Restate the full set of records exactly, word for word.

EXCERPTED DATA:
## BEGIN

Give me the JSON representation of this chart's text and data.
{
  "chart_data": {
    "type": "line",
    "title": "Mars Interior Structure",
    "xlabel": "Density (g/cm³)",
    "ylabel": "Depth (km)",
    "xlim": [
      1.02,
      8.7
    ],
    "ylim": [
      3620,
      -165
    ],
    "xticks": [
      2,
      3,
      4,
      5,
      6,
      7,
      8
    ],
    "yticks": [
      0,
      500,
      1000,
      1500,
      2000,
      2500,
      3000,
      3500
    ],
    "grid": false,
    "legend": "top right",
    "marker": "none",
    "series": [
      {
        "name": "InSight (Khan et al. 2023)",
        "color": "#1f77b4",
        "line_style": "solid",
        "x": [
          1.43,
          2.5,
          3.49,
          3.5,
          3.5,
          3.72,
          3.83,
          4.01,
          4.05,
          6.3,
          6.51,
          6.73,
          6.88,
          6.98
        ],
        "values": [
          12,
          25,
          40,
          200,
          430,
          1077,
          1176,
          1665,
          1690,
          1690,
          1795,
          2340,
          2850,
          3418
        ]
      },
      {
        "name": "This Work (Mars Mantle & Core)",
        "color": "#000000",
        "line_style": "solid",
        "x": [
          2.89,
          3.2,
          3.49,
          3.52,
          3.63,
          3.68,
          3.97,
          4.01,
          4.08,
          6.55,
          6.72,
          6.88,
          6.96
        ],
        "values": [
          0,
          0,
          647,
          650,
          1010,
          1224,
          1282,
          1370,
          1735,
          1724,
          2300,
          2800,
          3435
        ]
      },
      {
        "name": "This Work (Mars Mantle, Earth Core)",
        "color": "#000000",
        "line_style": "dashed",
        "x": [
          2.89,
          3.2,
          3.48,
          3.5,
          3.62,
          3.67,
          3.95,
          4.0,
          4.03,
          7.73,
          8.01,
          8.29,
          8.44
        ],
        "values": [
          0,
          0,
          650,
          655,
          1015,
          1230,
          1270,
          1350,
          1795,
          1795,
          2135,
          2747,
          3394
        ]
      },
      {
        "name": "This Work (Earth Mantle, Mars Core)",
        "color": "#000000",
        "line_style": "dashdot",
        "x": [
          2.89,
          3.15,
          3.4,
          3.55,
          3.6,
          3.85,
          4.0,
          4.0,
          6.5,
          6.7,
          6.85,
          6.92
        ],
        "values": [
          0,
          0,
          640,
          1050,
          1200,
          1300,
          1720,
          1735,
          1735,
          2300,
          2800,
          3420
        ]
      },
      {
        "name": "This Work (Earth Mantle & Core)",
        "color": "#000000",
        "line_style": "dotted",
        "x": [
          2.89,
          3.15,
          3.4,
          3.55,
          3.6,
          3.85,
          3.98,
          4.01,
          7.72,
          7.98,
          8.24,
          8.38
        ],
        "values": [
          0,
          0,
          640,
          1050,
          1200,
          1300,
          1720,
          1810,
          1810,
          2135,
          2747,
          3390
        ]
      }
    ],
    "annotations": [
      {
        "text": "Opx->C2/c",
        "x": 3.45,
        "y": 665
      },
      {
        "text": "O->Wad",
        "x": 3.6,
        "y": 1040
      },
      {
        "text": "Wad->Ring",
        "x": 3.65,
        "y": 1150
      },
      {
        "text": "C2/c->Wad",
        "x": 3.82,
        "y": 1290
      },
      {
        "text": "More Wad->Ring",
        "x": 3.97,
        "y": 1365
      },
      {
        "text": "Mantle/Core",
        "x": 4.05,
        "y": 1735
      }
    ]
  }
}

## END

CORRECT RESPONSE:
Give me the JSON representation of this chart's text and data.
{
  "chart_data": {
    "type": "line",
    "title": "Mars Interior Structure",
    "xlabel": "Density (g/cm³)",
    "ylabel": "Depth (km)",
    "xlim": [
      1.02,
      8.7
    ],
    "ylim": [
      3620,
      -165
    ],
    "xticks": [
      2,
      3,
      4,
      5,
      6,
      7,
      8
    ],
    "yticks": [
      0,
      500,
      1000,
      1500,
      2000,
      2500,
      3000,
      3500
    ],
    "grid": false,
    "legend": "top right",
    "marker": "none",
    "series": [
      {
        "name": "InSight (Khan et al. 2023)",
        "color": "#1f77b4",
        "line_style": "solid",
        "x": [
          1.43,
          2.5,
          3.49,
          3.5,
          3.5,
          3.72,
          3.83,
          4.01,
          4.05,
          6.3,
          6.51,
          6.73,
          6.88,
          6.98
        ],
        "values": [
          12,
          25,
          40,
          200,
          430,
          1077,
          1176,
          1665,
          1690,
          1690,
          1795,
          2340,
          2850,
          3418
        ]
      },
      {
        "name": "This Work (Mars Mantle & Core)",
        "color": "#000000",
        "line_style": "solid",
        "x": [
          2.89,
          3.2,
          3.49,
          3.52,
          3.63,
          3.68,
          3.97,
          4.01,
          4.08,
          6.55,
          6.72,
          6.88,
          6.96
        ],
        "values": [
          0,
          0,
          647,
          650,
          1010,
          1224,
          1282,
          1370,
          1735,
          1724,
          2300,
          2800,
          3435
        ]
      },
      {
        "name": "This Work (Mars Mantle, Earth Core)",
        "color": "#000000",
        "line_style": "dashed",
        "x": [
          2.89,
          3.2,
          3.48,
          3.5,
          3.62,
          3.67,
          3.95,
          4.0,
          4.03,
          7.73,
          8.01,
          8.29,
          8.44
        ],
        "values": [
          0,
          0,
          650,
          655,
          1015,
          1230,
          1270,
          1350,
          1795,
          1795,
          2135,
          2747,
          3394
        ]
      },
      {
        "name": "This Work (Earth Mantle, Mars Core)",
        "color": "#000000",
        "line_style": "dashdot",
        "x": [
          2.89,
          3.15,
          3.4,
          3.55,
          3.6,
          3.85,
          4.0,
          4.0,
          6.5,
          6.7,
          6.85,
          6.92
        ],
        "values": [
          0,
          0,
          640,
          1050,
          1200,
          1300,
          1720,
          1735,
          1735,
          2300,
          2800,
          3420
        ]
      },
      {
        "name": "This Work (Earth Mantle & Core)",
        "color": "#000000",
        "line_style": "dotted",
        "x": [
          2.89,
          3.15,
          3.4,
          3.55,
          3.6,
          3.85,
          3.98,
          4.01,
          7.72,
          7.98,
          8.24,
          8.38
        ],
        "values": [
          0,
          0,
          640,
          1050,
          1200,
          1300,
          1720,
          1810,
          1810,
          2135,
          2747,
          3390
        ]
      }
    ],
    "annotations": [
      {
        "text": "Opx->C2/c",
        "x": 3.45,
        "y": 665
      },
      {
        "text": "O->Wad",
        "x": 3.6,
        "y": 1040
      },
      {
        "text": "Wad->Ring",
        "x": 3.65,
        "y": 1150
      },
      {
        "text": "C2/c->Wad",
        "x": 3.82,
        "y": 1290
      },
      {
        "text": "More Wad->Ring",
        "x": 3.97,
        "y": 1365
      },
      {
        "text": "Mantle/Core",
        "x": 4.05,
        "y": 1735
      }
    ]
  }
}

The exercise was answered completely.